[Start Entries supplied]

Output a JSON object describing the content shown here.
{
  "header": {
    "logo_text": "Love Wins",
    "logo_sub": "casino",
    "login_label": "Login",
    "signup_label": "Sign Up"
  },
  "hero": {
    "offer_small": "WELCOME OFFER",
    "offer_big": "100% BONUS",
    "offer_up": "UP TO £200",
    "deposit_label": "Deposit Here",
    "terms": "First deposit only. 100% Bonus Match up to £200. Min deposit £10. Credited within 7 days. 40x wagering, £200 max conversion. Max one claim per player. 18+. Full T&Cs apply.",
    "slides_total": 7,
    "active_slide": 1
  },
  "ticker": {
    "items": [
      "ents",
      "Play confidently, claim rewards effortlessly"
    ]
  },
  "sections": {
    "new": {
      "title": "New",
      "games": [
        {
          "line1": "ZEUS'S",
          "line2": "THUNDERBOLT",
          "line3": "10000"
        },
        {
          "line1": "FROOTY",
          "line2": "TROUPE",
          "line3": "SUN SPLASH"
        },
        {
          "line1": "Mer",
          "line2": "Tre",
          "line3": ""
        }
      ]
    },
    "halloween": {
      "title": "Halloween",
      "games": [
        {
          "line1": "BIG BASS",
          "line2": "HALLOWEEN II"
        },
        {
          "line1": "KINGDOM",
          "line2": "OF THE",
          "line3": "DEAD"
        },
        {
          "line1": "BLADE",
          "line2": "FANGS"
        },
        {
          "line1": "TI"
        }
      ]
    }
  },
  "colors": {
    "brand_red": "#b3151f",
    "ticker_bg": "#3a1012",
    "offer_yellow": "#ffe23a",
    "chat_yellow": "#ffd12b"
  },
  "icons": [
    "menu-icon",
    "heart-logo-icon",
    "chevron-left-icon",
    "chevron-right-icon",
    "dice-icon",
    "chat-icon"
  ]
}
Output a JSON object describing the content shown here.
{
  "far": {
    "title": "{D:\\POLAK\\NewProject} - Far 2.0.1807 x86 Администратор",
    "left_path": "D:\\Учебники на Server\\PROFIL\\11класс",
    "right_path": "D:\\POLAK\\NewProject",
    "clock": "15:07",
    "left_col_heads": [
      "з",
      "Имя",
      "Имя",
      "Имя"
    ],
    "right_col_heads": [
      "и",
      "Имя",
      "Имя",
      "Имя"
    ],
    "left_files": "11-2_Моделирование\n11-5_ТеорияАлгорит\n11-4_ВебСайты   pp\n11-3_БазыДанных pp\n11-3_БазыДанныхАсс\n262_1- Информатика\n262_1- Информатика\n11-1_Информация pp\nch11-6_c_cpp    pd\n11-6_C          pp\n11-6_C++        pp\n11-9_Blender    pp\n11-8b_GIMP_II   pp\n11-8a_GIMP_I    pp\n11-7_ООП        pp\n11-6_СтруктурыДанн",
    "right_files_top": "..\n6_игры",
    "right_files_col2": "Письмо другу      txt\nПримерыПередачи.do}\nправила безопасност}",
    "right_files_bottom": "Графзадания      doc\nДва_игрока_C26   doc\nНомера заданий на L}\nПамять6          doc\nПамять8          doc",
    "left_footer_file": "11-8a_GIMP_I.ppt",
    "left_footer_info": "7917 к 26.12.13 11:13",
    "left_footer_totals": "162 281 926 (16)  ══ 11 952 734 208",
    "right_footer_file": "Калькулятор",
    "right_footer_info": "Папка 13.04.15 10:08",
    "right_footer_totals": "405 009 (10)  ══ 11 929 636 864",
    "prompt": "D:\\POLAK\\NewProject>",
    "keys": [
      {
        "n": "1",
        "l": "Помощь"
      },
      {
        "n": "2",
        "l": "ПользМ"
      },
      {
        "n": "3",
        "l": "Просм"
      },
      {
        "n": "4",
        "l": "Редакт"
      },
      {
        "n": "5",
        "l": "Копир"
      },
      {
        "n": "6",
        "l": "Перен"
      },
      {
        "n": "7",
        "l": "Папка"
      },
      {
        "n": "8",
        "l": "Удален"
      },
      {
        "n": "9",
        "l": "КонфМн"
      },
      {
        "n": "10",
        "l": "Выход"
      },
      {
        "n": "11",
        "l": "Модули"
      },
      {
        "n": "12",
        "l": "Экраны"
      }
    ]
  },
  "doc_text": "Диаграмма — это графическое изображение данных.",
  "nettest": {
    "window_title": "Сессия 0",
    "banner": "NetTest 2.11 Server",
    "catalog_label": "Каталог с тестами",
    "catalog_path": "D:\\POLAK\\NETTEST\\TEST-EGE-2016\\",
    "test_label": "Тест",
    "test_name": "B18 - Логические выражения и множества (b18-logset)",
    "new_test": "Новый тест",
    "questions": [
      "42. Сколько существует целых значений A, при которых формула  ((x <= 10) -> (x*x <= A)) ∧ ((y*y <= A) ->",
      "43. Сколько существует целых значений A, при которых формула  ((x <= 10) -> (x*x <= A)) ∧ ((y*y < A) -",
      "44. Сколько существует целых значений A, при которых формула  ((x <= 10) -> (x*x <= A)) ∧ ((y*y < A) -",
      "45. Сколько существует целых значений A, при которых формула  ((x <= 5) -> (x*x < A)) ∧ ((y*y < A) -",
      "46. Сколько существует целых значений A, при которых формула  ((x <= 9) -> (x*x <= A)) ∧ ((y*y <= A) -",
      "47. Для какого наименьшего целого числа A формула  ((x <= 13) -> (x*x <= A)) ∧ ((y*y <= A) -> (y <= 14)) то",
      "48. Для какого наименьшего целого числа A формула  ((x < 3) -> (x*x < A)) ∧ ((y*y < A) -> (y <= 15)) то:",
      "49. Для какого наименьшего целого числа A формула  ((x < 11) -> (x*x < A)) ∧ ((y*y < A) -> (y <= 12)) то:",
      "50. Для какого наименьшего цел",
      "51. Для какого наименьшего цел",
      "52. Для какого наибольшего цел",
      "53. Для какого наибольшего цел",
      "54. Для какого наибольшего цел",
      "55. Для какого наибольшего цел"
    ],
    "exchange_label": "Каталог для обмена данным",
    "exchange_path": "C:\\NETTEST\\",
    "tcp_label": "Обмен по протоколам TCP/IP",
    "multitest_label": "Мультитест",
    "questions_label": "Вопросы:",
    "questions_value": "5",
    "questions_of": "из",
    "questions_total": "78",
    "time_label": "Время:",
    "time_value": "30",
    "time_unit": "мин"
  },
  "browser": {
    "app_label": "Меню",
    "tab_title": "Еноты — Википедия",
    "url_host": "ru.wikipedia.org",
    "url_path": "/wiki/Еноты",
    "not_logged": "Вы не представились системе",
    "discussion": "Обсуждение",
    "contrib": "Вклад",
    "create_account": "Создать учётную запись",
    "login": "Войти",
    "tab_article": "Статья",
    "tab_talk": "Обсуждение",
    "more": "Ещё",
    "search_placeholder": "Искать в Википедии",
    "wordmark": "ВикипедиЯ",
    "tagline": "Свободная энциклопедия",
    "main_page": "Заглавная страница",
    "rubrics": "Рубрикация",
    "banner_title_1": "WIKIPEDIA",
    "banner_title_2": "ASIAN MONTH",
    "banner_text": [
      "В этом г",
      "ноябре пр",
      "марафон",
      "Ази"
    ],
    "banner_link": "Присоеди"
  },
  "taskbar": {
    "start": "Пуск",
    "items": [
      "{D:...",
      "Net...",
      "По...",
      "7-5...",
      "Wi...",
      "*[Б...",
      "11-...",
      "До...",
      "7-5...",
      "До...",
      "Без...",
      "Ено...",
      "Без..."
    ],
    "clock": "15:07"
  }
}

[End Entries supplied]

Given problem:
Search the data for the string "Каталог". List each line that has it.

Correct output:
    "catalog_label": "Каталог с тестами",
    "exchange_label": "Каталог для обмена данным",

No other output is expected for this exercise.